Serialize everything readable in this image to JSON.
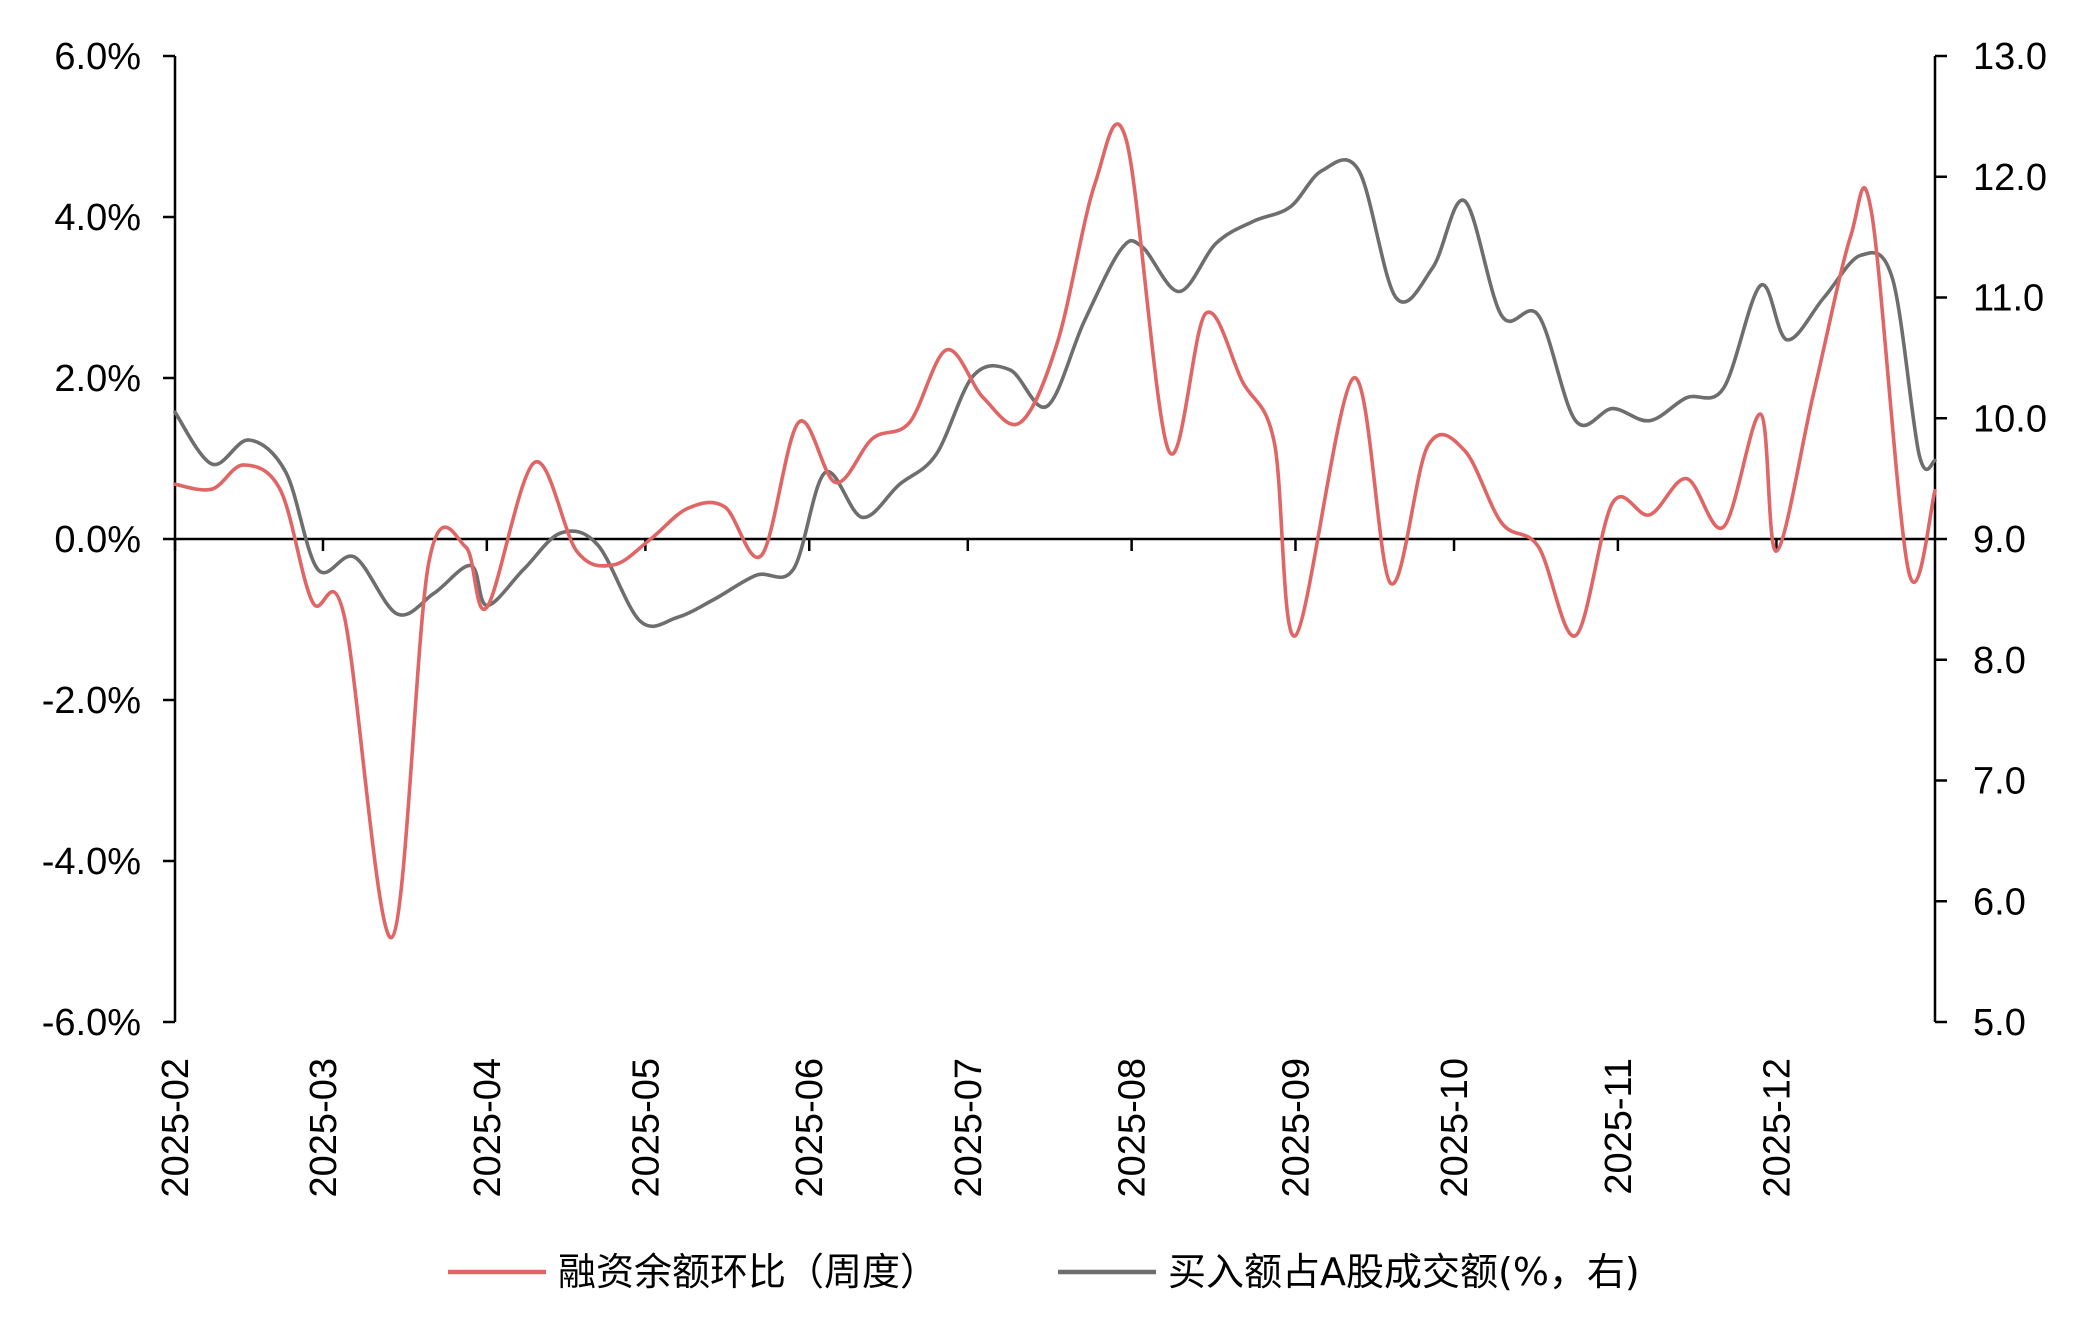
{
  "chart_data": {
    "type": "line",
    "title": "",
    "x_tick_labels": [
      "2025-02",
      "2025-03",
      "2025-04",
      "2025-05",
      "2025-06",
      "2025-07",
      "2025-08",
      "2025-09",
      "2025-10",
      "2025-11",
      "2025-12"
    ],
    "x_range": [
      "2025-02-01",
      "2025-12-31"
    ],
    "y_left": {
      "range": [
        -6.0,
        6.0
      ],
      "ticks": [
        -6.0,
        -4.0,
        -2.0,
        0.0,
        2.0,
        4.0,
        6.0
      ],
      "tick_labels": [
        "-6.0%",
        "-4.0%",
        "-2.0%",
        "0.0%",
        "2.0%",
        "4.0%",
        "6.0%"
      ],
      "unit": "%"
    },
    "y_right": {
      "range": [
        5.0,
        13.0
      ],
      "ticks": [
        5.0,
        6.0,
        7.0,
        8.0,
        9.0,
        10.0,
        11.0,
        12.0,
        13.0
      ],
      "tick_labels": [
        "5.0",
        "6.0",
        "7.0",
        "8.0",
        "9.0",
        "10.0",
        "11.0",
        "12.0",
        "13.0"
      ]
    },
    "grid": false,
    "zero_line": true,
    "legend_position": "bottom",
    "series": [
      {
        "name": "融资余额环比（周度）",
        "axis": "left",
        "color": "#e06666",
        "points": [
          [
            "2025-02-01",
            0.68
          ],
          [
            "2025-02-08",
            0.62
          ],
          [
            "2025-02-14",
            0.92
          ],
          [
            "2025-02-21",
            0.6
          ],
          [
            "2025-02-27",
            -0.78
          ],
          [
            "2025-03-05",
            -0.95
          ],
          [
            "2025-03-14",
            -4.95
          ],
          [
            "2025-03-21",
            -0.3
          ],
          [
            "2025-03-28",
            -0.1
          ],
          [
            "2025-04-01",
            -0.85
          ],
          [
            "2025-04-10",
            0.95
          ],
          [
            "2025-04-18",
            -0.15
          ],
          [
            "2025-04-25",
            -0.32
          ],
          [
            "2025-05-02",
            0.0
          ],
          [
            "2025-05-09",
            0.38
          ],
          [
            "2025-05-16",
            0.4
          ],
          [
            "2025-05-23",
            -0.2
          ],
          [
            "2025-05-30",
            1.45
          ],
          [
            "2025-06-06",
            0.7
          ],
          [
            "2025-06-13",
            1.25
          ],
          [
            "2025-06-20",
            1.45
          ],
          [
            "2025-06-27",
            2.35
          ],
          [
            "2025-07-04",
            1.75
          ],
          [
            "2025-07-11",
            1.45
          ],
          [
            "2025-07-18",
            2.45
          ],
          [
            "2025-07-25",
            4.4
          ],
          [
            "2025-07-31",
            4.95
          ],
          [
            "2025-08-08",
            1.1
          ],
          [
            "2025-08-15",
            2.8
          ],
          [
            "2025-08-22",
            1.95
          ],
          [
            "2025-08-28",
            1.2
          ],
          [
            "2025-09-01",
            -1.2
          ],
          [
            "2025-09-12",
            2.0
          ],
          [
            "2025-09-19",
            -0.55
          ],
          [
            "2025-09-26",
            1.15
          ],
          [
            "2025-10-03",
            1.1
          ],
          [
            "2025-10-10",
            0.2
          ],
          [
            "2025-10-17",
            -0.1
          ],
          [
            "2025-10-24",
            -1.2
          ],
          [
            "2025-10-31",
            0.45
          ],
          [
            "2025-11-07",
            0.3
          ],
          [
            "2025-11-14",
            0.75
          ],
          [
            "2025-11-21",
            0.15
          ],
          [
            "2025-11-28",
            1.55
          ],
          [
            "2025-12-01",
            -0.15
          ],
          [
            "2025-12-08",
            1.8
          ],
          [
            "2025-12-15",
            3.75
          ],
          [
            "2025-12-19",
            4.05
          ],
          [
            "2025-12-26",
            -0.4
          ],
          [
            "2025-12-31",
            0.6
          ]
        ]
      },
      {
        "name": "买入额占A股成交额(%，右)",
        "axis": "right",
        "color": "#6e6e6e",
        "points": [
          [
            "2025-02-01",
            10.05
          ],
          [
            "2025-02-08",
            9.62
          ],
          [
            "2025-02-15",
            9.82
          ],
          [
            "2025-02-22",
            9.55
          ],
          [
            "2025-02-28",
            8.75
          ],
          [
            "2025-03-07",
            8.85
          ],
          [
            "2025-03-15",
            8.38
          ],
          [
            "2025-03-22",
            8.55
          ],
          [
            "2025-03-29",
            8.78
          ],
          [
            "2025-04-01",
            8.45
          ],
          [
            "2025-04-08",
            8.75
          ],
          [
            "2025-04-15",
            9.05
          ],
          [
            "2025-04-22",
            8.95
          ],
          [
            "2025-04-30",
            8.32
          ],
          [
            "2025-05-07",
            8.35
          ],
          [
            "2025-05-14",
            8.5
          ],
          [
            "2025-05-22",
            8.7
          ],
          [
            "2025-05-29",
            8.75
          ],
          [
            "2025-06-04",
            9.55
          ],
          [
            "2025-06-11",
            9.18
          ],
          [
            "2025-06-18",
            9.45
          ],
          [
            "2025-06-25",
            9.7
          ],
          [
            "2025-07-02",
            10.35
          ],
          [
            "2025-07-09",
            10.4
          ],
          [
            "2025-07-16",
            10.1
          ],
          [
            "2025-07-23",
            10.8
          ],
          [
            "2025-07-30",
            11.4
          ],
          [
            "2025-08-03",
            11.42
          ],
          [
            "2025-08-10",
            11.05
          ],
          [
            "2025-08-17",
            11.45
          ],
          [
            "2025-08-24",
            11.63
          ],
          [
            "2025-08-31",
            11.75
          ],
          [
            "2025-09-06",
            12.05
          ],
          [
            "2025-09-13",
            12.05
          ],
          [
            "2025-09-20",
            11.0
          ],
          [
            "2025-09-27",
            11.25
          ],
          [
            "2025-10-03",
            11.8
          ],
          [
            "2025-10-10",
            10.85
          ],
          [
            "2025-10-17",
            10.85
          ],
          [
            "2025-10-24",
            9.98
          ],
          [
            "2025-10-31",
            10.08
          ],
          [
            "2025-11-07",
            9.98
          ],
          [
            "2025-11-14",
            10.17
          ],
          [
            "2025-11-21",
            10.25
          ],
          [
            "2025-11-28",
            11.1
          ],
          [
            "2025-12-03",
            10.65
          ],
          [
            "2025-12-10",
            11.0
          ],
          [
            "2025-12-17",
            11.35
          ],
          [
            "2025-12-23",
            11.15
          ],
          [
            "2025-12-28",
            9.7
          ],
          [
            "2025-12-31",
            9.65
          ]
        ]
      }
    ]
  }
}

Written exercise:
Transcribe the whole listing exactly. Pictures stay out of your copy.

Reply to the exercise:
Serialize everything readable in this image to JSON.
{
  "chart_data": {
    "type": "line",
    "title": "",
    "x_tick_labels": [
      "2025-02",
      "2025-03",
      "2025-04",
      "2025-05",
      "2025-06",
      "2025-07",
      "2025-08",
      "2025-09",
      "2025-10",
      "2025-11",
      "2025-12"
    ],
    "x_range": [
      "2025-02-01",
      "2025-12-31"
    ],
    "y_left": {
      "range": [
        -6.0,
        6.0
      ],
      "ticks": [
        -6.0,
        -4.0,
        -2.0,
        0.0,
        2.0,
        4.0,
        6.0
      ],
      "tick_labels": [
        "-6.0%",
        "-4.0%",
        "-2.0%",
        "0.0%",
        "2.0%",
        "4.0%",
        "6.0%"
      ],
      "unit": "%"
    },
    "y_right": {
      "range": [
        5.0,
        13.0
      ],
      "ticks": [
        5.0,
        6.0,
        7.0,
        8.0,
        9.0,
        10.0,
        11.0,
        12.0,
        13.0
      ],
      "tick_labels": [
        "5.0",
        "6.0",
        "7.0",
        "8.0",
        "9.0",
        "10.0",
        "11.0",
        "12.0",
        "13.0"
      ]
    },
    "grid": false,
    "zero_line": true,
    "legend_position": "bottom",
    "series": [
      {
        "name": "融资余额环比（周度）",
        "axis": "left",
        "color": "#e06666",
        "points": [
          [
            "2025-02-01",
            0.68
          ],
          [
            "2025-02-08",
            0.62
          ],
          [
            "2025-02-14",
            0.92
          ],
          [
            "2025-02-21",
            0.6
          ],
          [
            "2025-02-27",
            -0.78
          ],
          [
            "2025-03-05",
            -0.95
          ],
          [
            "2025-03-14",
            -4.95
          ],
          [
            "2025-03-21",
            -0.3
          ],
          [
            "2025-03-28",
            -0.1
          ],
          [
            "2025-04-01",
            -0.85
          ],
          [
            "2025-04-10",
            0.95
          ],
          [
            "2025-04-18",
            -0.15
          ],
          [
            "2025-04-25",
            -0.32
          ],
          [
            "2025-05-02",
            0.0
          ],
          [
            "2025-05-09",
            0.38
          ],
          [
            "2025-05-16",
            0.4
          ],
          [
            "2025-05-23",
            -0.2
          ],
          [
            "2025-05-30",
            1.45
          ],
          [
            "2025-06-06",
            0.7
          ],
          [
            "2025-06-13",
            1.25
          ],
          [
            "2025-06-20",
            1.45
          ],
          [
            "2025-06-27",
            2.35
          ],
          [
            "2025-07-04",
            1.75
          ],
          [
            "2025-07-11",
            1.45
          ],
          [
            "2025-07-18",
            2.45
          ],
          [
            "2025-07-25",
            4.4
          ],
          [
            "2025-07-31",
            4.95
          ],
          [
            "2025-08-08",
            1.1
          ],
          [
            "2025-08-15",
            2.8
          ],
          [
            "2025-08-22",
            1.95
          ],
          [
            "2025-08-28",
            1.2
          ],
          [
            "2025-09-01",
            -1.2
          ],
          [
            "2025-09-12",
            2.0
          ],
          [
            "2025-09-19",
            -0.55
          ],
          [
            "2025-09-26",
            1.15
          ],
          [
            "2025-10-03",
            1.1
          ],
          [
            "2025-10-10",
            0.2
          ],
          [
            "2025-10-17",
            -0.1
          ],
          [
            "2025-10-24",
            -1.2
          ],
          [
            "2025-10-31",
            0.45
          ],
          [
            "2025-11-07",
            0.3
          ],
          [
            "2025-11-14",
            0.75
          ],
          [
            "2025-11-21",
            0.15
          ],
          [
            "2025-11-28",
            1.55
          ],
          [
            "2025-12-01",
            -0.15
          ],
          [
            "2025-12-08",
            1.8
          ],
          [
            "2025-12-15",
            3.75
          ],
          [
            "2025-12-19",
            4.05
          ],
          [
            "2025-12-26",
            -0.4
          ],
          [
            "2025-12-31",
            0.6
          ]
        ]
      },
      {
        "name": "买入额占A股成交额(%，右)",
        "axis": "right",
        "color": "#6e6e6e",
        "points": [
          [
            "2025-02-01",
            10.05
          ],
          [
            "2025-02-08",
            9.62
          ],
          [
            "2025-02-15",
            9.82
          ],
          [
            "2025-02-22",
            9.55
          ],
          [
            "2025-02-28",
            8.75
          ],
          [
            "2025-03-07",
            8.85
          ],
          [
            "2025-03-15",
            8.38
          ],
          [
            "2025-03-22",
            8.55
          ],
          [
            "2025-03-29",
            8.78
          ],
          [
            "2025-04-01",
            8.45
          ],
          [
            "2025-04-08",
            8.75
          ],
          [
            "2025-04-15",
            9.05
          ],
          [
            "2025-04-22",
            8.95
          ],
          [
            "2025-04-30",
            8.32
          ],
          [
            "2025-05-07",
            8.35
          ],
          [
            "2025-05-14",
            8.5
          ],
          [
            "2025-05-22",
            8.7
          ],
          [
            "2025-05-29",
            8.75
          ],
          [
            "2025-06-04",
            9.55
          ],
          [
            "2025-06-11",
            9.18
          ],
          [
            "2025-06-18",
            9.45
          ],
          [
            "2025-06-25",
            9.7
          ],
          [
            "2025-07-02",
            10.35
          ],
          [
            "2025-07-09",
            10.4
          ],
          [
            "2025-07-16",
            10.1
          ],
          [
            "2025-07-23",
            10.8
          ],
          [
            "2025-07-30",
            11.4
          ],
          [
            "2025-08-03",
            11.42
          ],
          [
            "2025-08-10",
            11.05
          ],
          [
            "2025-08-17",
            11.45
          ],
          [
            "2025-08-24",
            11.63
          ],
          [
            "2025-08-31",
            11.75
          ],
          [
            "2025-09-06",
            12.05
          ],
          [
            "2025-09-13",
            12.05
          ],
          [
            "2025-09-20",
            11.0
          ],
          [
            "2025-09-27",
            11.25
          ],
          [
            "2025-10-03",
            11.8
          ],
          [
            "2025-10-10",
            10.85
          ],
          [
            "2025-10-17",
            10.85
          ],
          [
            "2025-10-24",
            9.98
          ],
          [
            "2025-10-31",
            10.08
          ],
          [
            "2025-11-07",
            9.98
          ],
          [
            "2025-11-14",
            10.17
          ],
          [
            "2025-11-21",
            10.25
          ],
          [
            "2025-11-28",
            11.1
          ],
          [
            "2025-12-03",
            10.65
          ],
          [
            "2025-12-10",
            11.0
          ],
          [
            "2025-12-17",
            11.35
          ],
          [
            "2025-12-23",
            11.15
          ],
          [
            "2025-12-28",
            9.7
          ],
          [
            "2025-12-31",
            9.65
          ]
        ]
      }
    ]
  }
}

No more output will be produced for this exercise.